> [PROBLEM TO SOLVE] Repeat every line of the records below, keeping each character unchanged.

> [Part of a data file]
** start **

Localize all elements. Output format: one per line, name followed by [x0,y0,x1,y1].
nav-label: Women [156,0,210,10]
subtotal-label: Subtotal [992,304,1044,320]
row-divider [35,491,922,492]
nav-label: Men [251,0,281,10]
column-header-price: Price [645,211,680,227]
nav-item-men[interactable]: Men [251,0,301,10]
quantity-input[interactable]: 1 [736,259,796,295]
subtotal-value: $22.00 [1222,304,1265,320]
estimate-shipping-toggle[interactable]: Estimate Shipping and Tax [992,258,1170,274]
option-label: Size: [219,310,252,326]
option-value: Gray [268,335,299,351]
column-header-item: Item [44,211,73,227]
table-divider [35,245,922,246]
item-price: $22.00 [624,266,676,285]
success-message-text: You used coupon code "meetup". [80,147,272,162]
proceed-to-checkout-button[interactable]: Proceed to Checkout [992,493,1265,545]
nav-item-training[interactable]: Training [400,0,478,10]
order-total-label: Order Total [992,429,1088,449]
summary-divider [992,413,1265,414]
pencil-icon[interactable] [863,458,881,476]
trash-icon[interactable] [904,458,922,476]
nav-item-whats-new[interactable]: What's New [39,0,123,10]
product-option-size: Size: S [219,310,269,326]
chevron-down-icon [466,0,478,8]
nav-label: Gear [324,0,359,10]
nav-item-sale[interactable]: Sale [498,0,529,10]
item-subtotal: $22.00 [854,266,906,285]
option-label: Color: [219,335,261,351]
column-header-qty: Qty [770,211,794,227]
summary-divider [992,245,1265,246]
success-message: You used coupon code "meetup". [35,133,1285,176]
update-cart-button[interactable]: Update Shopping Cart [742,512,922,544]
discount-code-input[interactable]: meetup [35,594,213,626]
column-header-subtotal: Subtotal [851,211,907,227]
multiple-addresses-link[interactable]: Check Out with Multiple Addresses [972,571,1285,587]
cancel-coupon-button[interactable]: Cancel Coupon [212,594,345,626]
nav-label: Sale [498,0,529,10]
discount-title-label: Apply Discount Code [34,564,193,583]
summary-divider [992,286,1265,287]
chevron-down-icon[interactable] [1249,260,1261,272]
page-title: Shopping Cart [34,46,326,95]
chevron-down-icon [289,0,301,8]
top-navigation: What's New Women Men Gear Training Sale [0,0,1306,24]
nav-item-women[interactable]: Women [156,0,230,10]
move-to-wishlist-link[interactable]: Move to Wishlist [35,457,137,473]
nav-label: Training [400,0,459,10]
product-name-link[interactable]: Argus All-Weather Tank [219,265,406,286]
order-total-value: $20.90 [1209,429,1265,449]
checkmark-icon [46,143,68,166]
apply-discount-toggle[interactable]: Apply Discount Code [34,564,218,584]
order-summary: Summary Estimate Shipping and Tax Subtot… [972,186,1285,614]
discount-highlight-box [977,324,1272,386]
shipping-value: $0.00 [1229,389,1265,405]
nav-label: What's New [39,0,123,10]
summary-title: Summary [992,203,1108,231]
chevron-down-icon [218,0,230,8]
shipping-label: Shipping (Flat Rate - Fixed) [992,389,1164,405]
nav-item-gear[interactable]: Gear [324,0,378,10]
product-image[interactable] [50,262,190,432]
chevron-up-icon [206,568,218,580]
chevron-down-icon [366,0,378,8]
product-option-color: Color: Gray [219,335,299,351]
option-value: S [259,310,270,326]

** end **

> [RESPONSE TO THIS TASK]
Localize all elements. Output format: one per line, name followed by [x0,y0,x1,y1].
nav-label: Women [156,0,210,10]
subtotal-label: Subtotal [992,304,1044,320]
row-divider [35,491,922,492]
nav-label: Men [251,0,281,10]
column-header-price: Price [645,211,680,227]
nav-item-men[interactable]: Men [251,0,301,10]
quantity-input[interactable]: 1 [736,259,796,295]
subtotal-value: $22.00 [1222,304,1265,320]
estimate-shipping-toggle[interactable]: Estimate Shipping and Tax [992,258,1170,274]
option-label: Size: [219,310,252,326]
option-value: Gray [268,335,299,351]
column-header-item: Item [44,211,73,227]
table-divider [35,245,922,246]
item-price: $22.00 [624,266,676,285]
success-message-text: You used coupon code "meetup". [80,147,272,162]
proceed-to-checkout-button[interactable]: Proceed to Checkout [992,493,1265,545]
nav-item-training[interactable]: Training [400,0,478,10]
order-total-label: Order Total [992,429,1088,449]
summary-divider [992,413,1265,414]
pencil-icon[interactable] [863,458,881,476]
trash-icon[interactable] [904,458,922,476]
nav-item-whats-new[interactable]: What's New [39,0,123,10]
product-option-size: Size: S [219,310,269,326]
chevron-down-icon [466,0,478,8]
nav-label: Gear [324,0,359,10]
nav-item-sale[interactable]: Sale [498,0,529,10]
item-subtotal: $22.00 [854,266,906,285]
option-label: Color: [219,335,261,351]
column-header-qty: Qty [770,211,794,227]
summary-divider [992,245,1265,246]
success-message: You used coupon code "meetup". [35,133,1285,176]
update-cart-button[interactable]: Update Shopping Cart [742,512,922,544]
discount-code-input[interactable]: meetup [35,594,213,626]
column-header-subtotal: Subtotal [851,211,907,227]
multiple-addresses-link[interactable]: Check Out with Multiple Addresses [972,571,1285,587]
cancel-coupon-button[interactable]: Cancel Coupon [212,594,345,626]
nav-label: Sale [498,0,529,10]
discount-title-label: Apply Discount Code [34,564,193,583]
summary-divider [992,286,1265,287]
chevron-down-icon[interactable] [1249,260,1261,272]
page-title: Shopping Cart [34,46,326,95]
chevron-down-icon [289,0,301,8]
top-navigation: What's New Women Men Gear Training Sale [0,0,1306,24]
nav-item-women[interactable]: Women [156,0,230,10]
move-to-wishlist-link[interactable]: Move to Wishlist [35,457,137,473]
nav-label: Training [400,0,459,10]
product-name-link[interactable]: Argus All-Weather Tank [219,265,406,286]
order-total-value: $20.90 [1209,429,1265,449]
checkmark-icon [46,143,68,166]
apply-discount-toggle[interactable]: Apply Discount Code [34,564,218,584]
order-summary: Summary Estimate Shipping and Tax Subtot… [972,186,1285,614]
discount-highlight-box [977,324,1272,386]
shipping-value: $0.00 [1229,389,1265,405]
nav-label: What's New [39,0,123,10]
summary-title: Summary [992,203,1108,231]
chevron-down-icon [218,0,230,8]
shipping-label: Shipping (Flat Rate - Fixed) [992,389,1164,405]
nav-item-gear[interactable]: Gear [324,0,378,10]
product-image[interactable] [50,262,190,432]
chevron-up-icon [206,568,218,580]
chevron-down-icon [366,0,378,8]
product-option-color: Color: Gray [219,335,299,351]
option-value: S [259,310,270,326]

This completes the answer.